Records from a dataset
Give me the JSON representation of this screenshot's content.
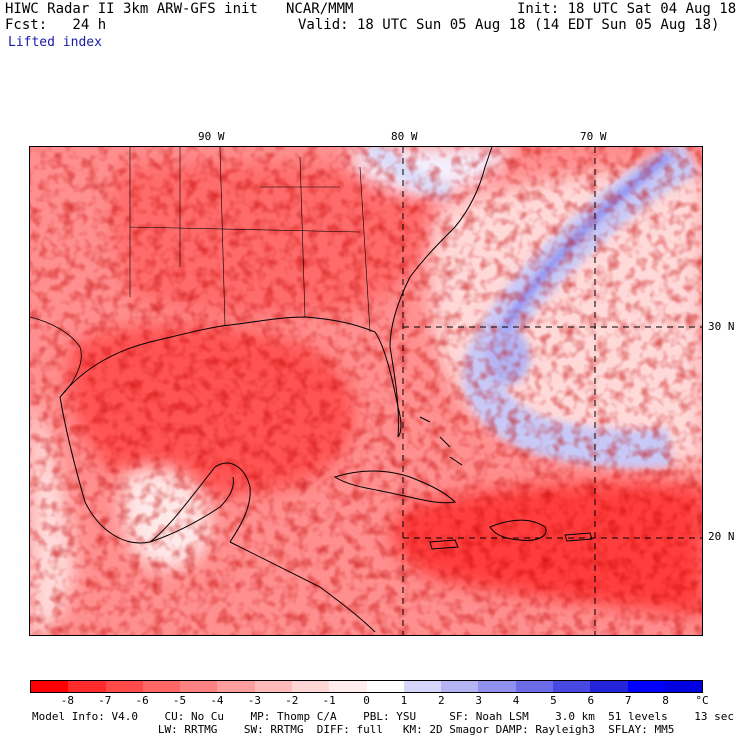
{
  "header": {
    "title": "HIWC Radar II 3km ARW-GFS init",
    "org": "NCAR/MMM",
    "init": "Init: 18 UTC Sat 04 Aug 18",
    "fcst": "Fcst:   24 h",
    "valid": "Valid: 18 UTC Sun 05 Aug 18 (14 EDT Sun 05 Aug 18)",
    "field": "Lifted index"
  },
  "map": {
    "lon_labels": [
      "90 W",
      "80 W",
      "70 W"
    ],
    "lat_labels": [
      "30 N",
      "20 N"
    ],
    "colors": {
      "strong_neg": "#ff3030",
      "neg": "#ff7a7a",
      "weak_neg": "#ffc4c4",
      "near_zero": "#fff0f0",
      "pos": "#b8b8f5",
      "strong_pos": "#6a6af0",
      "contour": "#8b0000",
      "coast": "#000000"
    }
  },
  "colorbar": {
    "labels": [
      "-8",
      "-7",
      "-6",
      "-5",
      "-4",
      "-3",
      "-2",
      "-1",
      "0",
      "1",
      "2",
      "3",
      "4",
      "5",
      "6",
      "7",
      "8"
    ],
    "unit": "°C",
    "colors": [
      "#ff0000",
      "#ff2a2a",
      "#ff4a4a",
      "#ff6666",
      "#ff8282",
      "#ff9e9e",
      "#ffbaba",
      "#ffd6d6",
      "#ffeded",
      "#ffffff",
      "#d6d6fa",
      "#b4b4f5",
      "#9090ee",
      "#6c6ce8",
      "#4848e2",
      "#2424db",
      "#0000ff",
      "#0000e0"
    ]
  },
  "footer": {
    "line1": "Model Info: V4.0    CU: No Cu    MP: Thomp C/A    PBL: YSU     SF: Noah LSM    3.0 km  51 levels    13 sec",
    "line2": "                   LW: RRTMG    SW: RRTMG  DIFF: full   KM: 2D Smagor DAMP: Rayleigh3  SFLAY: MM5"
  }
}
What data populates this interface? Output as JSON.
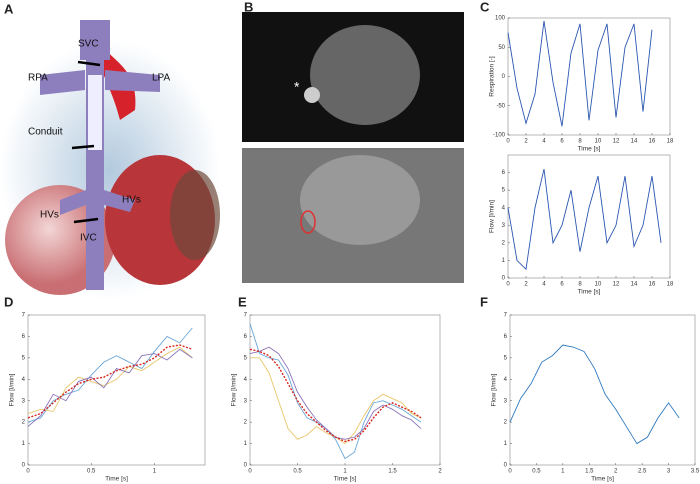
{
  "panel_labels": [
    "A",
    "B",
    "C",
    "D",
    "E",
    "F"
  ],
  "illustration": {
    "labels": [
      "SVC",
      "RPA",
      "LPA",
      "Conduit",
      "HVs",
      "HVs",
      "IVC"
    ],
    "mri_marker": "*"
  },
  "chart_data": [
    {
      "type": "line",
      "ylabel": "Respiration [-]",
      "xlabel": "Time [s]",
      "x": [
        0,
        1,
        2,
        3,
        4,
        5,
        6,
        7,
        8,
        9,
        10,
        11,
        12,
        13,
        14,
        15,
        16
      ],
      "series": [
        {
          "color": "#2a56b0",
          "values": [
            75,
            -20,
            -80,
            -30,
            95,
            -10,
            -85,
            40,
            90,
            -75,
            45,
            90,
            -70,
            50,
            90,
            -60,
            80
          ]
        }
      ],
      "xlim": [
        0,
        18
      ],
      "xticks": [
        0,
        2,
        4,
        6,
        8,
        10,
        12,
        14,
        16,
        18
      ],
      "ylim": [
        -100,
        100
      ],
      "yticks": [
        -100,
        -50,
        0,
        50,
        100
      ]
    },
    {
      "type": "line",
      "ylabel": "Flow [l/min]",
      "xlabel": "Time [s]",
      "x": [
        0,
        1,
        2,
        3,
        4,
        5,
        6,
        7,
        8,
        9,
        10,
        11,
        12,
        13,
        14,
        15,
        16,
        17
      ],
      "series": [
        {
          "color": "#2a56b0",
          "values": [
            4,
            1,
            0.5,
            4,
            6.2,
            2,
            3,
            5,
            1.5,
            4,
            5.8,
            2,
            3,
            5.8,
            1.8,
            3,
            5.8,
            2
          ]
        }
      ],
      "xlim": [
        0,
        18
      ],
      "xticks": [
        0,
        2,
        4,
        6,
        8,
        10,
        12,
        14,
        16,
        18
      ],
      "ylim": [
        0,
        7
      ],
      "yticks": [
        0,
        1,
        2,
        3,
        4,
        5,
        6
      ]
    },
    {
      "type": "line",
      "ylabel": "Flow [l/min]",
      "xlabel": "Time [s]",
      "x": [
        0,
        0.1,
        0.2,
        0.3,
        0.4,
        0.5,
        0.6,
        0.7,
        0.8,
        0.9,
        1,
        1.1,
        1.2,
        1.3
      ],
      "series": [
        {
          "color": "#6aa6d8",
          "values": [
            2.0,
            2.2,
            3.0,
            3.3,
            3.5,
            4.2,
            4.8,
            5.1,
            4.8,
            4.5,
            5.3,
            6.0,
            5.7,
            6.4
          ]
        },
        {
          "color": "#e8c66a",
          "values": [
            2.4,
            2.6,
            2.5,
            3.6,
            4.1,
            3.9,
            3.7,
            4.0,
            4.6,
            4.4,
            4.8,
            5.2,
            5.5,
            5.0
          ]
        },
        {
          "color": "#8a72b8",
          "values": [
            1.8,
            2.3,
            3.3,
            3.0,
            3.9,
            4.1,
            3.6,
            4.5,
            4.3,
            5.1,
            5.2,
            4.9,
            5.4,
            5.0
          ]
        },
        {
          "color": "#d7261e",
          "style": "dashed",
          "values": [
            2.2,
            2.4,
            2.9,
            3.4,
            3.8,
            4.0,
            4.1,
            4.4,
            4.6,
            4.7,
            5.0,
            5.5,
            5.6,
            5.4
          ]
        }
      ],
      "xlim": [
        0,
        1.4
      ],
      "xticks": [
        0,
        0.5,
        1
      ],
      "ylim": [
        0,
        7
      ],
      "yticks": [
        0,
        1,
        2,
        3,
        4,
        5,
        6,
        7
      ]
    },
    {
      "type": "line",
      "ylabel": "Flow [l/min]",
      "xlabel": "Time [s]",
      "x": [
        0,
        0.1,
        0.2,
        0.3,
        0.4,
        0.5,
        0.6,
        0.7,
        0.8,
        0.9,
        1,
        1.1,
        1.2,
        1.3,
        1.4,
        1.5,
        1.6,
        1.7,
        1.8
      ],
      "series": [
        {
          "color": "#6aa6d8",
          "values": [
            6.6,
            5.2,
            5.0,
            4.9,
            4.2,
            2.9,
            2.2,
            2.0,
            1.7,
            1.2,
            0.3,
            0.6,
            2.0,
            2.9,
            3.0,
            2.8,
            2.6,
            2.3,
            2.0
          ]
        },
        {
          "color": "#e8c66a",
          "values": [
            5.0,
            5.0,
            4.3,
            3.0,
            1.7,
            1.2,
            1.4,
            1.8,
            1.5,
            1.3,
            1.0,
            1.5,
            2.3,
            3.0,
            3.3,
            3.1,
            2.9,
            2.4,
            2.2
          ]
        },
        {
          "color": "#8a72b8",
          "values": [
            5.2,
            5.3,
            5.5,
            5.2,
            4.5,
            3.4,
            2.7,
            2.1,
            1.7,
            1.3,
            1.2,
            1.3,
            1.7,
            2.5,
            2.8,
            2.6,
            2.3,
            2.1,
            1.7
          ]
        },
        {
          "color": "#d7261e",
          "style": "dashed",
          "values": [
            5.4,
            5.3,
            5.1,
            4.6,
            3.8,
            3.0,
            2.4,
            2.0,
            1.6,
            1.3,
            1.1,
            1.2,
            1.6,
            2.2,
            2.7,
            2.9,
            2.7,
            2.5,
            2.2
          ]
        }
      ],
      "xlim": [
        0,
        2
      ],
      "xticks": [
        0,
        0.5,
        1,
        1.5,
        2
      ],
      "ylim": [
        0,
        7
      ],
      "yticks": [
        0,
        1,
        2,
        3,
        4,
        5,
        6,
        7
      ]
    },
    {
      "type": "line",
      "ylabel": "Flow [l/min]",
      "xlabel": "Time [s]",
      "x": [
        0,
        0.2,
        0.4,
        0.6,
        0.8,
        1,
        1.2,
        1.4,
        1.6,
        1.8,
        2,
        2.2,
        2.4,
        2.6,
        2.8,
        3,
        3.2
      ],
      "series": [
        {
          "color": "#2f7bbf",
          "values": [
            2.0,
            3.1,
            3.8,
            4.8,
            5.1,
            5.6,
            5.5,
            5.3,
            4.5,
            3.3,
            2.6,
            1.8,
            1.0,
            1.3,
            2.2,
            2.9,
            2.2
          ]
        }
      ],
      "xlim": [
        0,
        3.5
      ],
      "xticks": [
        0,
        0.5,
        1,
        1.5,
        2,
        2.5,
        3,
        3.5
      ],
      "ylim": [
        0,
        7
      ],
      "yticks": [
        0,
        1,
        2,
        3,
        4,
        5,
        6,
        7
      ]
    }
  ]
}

*What the exercise asks*.
Find the string "JSON" in the entries above and return each line that holds it.

*Solution to this task*.
Give me the JSON representation of this screenshot's content.
What data populates this interface? Output as JSON.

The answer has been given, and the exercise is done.